-- Records supplied --
--- Start ---

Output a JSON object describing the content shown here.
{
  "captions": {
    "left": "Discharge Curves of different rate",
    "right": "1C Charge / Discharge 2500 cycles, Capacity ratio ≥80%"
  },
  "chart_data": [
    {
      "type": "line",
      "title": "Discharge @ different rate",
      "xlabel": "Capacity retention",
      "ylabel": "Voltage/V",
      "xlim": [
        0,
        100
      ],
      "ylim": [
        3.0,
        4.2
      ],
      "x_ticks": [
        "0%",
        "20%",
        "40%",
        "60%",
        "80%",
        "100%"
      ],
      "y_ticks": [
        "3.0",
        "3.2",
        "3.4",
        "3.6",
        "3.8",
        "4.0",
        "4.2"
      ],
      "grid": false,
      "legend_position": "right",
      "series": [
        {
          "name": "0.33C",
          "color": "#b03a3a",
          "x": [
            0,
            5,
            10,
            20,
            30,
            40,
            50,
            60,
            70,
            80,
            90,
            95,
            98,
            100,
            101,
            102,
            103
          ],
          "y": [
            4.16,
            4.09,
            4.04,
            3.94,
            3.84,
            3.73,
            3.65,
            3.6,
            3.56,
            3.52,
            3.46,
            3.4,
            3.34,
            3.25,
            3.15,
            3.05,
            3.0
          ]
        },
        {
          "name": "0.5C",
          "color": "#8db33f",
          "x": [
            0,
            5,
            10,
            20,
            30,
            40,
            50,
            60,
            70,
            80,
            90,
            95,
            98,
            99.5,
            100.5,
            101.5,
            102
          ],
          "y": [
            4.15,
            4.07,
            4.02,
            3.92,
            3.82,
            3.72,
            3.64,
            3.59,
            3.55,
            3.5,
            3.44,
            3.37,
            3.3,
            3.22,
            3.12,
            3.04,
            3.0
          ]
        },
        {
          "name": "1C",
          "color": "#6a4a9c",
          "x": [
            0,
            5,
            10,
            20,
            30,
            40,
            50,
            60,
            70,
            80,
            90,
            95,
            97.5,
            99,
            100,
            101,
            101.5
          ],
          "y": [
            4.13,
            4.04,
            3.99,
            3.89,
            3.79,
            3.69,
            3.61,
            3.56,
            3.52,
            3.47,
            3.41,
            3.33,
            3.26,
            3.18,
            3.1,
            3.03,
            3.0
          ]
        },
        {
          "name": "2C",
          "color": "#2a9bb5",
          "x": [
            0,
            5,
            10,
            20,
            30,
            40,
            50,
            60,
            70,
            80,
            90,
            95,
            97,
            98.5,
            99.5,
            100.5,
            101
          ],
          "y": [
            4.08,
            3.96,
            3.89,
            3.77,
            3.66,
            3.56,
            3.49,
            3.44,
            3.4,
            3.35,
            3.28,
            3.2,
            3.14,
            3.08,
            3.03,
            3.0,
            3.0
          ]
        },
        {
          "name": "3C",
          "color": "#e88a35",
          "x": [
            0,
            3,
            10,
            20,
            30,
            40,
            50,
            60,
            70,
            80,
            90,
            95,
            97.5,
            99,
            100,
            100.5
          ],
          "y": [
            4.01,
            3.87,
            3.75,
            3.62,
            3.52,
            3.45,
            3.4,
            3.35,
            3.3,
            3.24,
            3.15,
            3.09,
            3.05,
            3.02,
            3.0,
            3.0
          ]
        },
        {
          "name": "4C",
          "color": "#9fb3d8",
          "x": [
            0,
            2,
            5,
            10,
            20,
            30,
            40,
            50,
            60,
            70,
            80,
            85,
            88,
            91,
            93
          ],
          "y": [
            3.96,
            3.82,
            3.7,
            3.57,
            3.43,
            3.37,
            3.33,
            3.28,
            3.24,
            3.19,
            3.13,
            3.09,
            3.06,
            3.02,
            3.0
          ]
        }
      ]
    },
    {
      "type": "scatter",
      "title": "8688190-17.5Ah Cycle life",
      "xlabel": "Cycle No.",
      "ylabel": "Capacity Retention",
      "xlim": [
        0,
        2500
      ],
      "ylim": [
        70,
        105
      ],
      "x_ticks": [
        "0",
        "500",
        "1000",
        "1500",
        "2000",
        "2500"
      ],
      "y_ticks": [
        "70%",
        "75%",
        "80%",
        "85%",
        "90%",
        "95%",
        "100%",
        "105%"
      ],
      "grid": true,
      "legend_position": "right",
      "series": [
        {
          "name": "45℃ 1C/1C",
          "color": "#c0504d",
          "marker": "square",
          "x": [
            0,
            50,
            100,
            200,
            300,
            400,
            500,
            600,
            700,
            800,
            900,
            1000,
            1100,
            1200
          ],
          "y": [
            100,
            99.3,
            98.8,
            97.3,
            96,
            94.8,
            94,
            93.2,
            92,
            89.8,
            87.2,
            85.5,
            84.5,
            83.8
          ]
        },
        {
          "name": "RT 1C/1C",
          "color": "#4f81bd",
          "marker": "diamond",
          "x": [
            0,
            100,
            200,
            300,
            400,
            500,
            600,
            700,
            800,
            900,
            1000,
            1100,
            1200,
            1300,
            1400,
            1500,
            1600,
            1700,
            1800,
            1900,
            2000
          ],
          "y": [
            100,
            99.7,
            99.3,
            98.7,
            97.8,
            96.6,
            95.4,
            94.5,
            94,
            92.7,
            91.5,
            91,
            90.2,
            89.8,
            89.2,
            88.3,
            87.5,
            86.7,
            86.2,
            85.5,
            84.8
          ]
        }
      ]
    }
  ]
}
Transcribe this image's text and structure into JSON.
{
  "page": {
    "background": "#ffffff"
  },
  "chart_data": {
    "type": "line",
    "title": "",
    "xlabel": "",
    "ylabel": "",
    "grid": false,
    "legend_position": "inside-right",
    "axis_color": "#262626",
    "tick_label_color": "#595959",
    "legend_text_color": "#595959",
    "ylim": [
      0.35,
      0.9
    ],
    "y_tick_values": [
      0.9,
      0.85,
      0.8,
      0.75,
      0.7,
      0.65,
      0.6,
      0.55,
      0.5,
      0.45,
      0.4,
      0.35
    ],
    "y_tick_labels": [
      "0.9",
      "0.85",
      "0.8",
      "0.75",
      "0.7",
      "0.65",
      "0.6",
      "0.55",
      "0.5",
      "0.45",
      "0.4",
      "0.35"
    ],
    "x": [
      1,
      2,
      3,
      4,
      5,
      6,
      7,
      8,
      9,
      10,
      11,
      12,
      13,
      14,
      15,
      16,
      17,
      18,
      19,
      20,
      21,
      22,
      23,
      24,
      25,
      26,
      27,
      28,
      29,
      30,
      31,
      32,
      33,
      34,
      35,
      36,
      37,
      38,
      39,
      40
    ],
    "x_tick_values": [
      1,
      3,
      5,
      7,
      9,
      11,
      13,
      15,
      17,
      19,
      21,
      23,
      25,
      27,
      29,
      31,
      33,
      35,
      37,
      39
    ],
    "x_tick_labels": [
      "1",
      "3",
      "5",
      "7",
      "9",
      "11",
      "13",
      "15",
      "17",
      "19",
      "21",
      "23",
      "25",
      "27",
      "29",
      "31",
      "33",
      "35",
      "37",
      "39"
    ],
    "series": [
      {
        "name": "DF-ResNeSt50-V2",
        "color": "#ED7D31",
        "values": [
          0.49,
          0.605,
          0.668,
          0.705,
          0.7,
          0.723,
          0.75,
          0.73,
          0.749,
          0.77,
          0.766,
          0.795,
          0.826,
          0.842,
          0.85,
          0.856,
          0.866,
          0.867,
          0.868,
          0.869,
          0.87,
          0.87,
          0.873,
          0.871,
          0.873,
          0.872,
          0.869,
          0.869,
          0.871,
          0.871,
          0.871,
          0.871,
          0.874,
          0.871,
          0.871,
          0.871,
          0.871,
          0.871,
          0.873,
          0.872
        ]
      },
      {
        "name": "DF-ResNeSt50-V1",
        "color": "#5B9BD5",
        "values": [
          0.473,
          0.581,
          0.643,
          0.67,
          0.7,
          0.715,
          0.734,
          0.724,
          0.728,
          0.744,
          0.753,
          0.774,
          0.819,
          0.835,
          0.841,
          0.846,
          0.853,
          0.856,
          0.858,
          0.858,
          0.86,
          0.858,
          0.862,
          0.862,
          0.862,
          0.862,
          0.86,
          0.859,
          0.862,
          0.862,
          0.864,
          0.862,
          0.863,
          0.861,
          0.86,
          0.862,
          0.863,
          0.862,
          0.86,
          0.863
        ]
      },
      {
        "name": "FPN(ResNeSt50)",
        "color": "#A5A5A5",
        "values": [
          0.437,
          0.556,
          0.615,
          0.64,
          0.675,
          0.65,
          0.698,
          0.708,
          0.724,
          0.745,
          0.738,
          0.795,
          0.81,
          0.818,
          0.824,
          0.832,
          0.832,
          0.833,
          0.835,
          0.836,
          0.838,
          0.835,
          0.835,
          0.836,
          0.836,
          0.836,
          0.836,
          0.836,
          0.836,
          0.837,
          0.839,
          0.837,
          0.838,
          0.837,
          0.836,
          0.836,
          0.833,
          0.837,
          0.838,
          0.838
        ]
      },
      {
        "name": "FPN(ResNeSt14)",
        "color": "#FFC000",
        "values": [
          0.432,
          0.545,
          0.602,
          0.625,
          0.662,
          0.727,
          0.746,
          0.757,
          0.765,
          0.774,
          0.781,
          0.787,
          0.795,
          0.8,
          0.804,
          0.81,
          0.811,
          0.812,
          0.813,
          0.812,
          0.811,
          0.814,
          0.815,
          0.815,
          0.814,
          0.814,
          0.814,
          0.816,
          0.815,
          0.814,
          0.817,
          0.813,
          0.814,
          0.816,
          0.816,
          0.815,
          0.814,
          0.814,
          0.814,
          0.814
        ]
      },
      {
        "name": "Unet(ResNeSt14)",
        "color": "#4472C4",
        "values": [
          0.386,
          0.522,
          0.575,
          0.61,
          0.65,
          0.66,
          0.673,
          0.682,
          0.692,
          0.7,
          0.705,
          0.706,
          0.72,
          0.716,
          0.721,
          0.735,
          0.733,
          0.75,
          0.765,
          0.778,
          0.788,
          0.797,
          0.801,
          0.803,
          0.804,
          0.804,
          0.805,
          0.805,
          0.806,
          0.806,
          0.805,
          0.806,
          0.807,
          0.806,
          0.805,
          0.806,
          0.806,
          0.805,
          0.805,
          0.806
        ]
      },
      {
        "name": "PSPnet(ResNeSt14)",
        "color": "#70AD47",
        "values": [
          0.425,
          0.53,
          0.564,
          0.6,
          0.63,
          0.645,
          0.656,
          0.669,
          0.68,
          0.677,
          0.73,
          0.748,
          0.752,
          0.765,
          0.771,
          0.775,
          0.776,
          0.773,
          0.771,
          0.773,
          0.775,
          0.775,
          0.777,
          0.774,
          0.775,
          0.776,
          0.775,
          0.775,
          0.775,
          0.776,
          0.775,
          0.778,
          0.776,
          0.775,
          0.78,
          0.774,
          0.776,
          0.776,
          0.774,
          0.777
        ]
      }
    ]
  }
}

--- End ---

-- Problem description --
Say how many lines in the records hold the string "ylabel", and say nothing else.

-- The answer --
3